Draw out every line with the word "Subjects" from the listing below.
+++ Record excerpts
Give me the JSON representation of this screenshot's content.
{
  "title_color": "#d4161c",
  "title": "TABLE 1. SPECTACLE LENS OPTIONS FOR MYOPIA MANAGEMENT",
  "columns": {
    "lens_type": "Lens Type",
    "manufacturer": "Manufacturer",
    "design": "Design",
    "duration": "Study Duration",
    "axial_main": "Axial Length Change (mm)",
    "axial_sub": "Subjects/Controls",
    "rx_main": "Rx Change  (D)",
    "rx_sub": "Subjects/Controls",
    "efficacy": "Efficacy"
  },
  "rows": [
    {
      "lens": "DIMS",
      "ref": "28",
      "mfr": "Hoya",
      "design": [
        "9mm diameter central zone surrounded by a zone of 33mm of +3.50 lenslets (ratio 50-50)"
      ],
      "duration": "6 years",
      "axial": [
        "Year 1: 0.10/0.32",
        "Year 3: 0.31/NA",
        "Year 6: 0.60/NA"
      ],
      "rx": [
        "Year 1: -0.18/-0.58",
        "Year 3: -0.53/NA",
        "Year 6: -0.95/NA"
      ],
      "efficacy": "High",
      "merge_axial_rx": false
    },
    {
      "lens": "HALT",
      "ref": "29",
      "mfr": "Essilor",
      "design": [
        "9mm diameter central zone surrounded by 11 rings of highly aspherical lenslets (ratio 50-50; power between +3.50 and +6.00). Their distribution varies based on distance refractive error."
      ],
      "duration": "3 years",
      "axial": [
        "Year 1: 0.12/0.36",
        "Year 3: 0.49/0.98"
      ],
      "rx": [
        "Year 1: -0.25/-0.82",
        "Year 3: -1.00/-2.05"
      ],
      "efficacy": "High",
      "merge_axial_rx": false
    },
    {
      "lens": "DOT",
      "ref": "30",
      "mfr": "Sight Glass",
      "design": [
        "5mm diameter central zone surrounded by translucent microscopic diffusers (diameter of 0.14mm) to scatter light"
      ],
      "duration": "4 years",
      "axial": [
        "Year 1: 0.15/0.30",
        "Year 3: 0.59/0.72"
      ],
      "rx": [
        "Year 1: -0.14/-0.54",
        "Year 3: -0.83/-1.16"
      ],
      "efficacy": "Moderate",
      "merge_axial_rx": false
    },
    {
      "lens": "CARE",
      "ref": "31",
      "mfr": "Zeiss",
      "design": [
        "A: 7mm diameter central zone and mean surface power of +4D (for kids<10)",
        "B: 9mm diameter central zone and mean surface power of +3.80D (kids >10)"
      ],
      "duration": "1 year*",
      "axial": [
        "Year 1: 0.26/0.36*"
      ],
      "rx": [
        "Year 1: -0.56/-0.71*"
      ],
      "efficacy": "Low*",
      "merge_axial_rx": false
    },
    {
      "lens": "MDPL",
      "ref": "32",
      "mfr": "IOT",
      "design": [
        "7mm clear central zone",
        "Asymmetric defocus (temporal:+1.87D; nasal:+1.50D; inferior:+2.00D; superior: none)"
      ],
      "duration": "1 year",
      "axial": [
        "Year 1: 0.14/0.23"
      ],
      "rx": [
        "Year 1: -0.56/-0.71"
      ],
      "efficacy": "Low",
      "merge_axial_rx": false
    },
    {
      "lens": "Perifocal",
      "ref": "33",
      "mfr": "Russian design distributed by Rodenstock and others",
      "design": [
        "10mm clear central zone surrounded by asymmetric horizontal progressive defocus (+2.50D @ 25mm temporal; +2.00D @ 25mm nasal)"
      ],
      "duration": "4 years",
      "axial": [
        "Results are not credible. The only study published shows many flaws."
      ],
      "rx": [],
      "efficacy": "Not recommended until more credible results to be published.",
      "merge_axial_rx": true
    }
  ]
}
++++++
→ **Solution for this exercise**:
    "axial_sub": "Subjects/Controls",
    "rx_sub": "Subjects/Controls",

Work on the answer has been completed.